▶ [REQUEST] Below you will find a set of lines. Repeat them all exactly.

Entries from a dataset
========================================
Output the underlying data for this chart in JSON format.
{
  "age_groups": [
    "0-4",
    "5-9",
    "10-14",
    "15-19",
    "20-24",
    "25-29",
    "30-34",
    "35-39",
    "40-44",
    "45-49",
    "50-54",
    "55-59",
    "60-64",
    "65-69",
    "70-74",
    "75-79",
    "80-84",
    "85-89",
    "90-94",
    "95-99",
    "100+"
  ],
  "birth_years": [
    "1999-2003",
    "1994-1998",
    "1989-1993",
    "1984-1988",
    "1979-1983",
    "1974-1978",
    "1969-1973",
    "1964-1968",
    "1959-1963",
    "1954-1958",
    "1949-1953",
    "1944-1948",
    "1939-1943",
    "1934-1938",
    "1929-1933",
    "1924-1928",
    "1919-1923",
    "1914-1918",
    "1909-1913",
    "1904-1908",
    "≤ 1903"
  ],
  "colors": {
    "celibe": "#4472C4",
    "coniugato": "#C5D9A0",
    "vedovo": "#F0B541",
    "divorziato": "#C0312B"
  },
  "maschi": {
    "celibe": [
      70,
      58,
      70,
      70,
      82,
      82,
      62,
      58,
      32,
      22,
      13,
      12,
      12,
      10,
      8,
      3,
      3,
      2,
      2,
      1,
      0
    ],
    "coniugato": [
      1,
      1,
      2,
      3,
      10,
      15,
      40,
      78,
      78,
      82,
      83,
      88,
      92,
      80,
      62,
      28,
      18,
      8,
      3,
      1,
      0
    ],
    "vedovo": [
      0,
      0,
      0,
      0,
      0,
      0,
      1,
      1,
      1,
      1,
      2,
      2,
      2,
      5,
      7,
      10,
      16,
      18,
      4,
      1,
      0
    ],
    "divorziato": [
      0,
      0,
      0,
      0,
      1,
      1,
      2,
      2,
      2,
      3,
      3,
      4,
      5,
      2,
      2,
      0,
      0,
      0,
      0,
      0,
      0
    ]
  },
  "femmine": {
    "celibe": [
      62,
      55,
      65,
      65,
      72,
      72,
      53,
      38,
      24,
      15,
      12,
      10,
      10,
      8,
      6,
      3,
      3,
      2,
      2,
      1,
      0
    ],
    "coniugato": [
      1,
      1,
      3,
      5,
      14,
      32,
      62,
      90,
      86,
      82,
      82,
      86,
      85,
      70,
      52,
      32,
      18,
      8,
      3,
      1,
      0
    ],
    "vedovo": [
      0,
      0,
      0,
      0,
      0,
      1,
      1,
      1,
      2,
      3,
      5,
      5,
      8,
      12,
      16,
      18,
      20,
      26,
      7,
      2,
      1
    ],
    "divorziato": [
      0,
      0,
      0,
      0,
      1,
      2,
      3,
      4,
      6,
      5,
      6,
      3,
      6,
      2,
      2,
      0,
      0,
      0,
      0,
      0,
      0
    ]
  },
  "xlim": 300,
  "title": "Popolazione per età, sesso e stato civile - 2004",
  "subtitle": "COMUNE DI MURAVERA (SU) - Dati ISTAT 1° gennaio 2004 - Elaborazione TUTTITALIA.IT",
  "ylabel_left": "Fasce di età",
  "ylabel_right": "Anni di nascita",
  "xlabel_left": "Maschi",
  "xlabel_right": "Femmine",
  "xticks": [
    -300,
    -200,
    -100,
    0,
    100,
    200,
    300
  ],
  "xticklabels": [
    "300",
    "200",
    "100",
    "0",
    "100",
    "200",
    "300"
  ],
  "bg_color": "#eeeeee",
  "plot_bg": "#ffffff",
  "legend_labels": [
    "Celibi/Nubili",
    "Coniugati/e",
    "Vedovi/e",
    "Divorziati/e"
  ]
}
========================================
▶ [EXPECTED ANSWER]
Output the underlying data for this chart in JSON format.
{
  "age_groups": [
    "0-4",
    "5-9",
    "10-14",
    "15-19",
    "20-24",
    "25-29",
    "30-34",
    "35-39",
    "40-44",
    "45-49",
    "50-54",
    "55-59",
    "60-64",
    "65-69",
    "70-74",
    "75-79",
    "80-84",
    "85-89",
    "90-94",
    "95-99",
    "100+"
  ],
  "birth_years": [
    "1999-2003",
    "1994-1998",
    "1989-1993",
    "1984-1988",
    "1979-1983",
    "1974-1978",
    "1969-1973",
    "1964-1968",
    "1959-1963",
    "1954-1958",
    "1949-1953",
    "1944-1948",
    "1939-1943",
    "1934-1938",
    "1929-1933",
    "1924-1928",
    "1919-1923",
    "1914-1918",
    "1909-1913",
    "1904-1908",
    "≤ 1903"
  ],
  "colors": {
    "celibe": "#4472C4",
    "coniugato": "#C5D9A0",
    "vedovo": "#F0B541",
    "divorziato": "#C0312B"
  },
  "maschi": {
    "celibe": [
      70,
      58,
      70,
      70,
      82,
      82,
      62,
      58,
      32,
      22,
      13,
      12,
      12,
      10,
      8,
      3,
      3,
      2,
      2,
      1,
      0
    ],
    "coniugato": [
      1,
      1,
      2,
      3,
      10,
      15,
      40,
      78,
      78,
      82,
      83,
      88,
      92,
      80,
      62,
      28,
      18,
      8,
      3,
      1,
      0
    ],
    "vedovo": [
      0,
      0,
      0,
      0,
      0,
      0,
      1,
      1,
      1,
      1,
      2,
      2,
      2,
      5,
      7,
      10,
      16,
      18,
      4,
      1,
      0
    ],
    "divorziato": [
      0,
      0,
      0,
      0,
      1,
      1,
      2,
      2,
      2,
      3,
      3,
      4,
      5,
      2,
      2,
      0,
      0,
      0,
      0,
      0,
      0
    ]
  },
  "femmine": {
    "celibe": [
      62,
      55,
      65,
      65,
      72,
      72,
      53,
      38,
      24,
      15,
      12,
      10,
      10,
      8,
      6,
      3,
      3,
      2,
      2,
      1,
      0
    ],
    "coniugato": [
      1,
      1,
      3,
      5,
      14,
      32,
      62,
      90,
      86,
      82,
      82,
      86,
      85,
      70,
      52,
      32,
      18,
      8,
      3,
      1,
      0
    ],
    "vedovo": [
      0,
      0,
      0,
      0,
      0,
      1,
      1,
      1,
      2,
      3,
      5,
      5,
      8,
      12,
      16,
      18,
      20,
      26,
      7,
      2,
      1
    ],
    "divorziato": [
      0,
      0,
      0,
      0,
      1,
      2,
      3,
      4,
      6,
      5,
      6,
      3,
      6,
      2,
      2,
      0,
      0,
      0,
      0,
      0,
      0
    ]
  },
  "xlim": 300,
  "title": "Popolazione per età, sesso e stato civile - 2004",
  "subtitle": "COMUNE DI MURAVERA (SU) - Dati ISTAT 1° gennaio 2004 - Elaborazione TUTTITALIA.IT",
  "ylabel_left": "Fasce di età",
  "ylabel_right": "Anni di nascita",
  "xlabel_left": "Maschi",
  "xlabel_right": "Femmine",
  "xticks": [
    -300,
    -200,
    -100,
    0,
    100,
    200,
    300
  ],
  "xticklabels": [
    "300",
    "200",
    "100",
    "0",
    "100",
    "200",
    "300"
  ],
  "bg_color": "#eeeeee",
  "plot_bg": "#ffffff",
  "legend_labels": [
    "Celibi/Nubili",
    "Coniugati/e",
    "Vedovi/e",
    "Divorziati/e"
  ]
}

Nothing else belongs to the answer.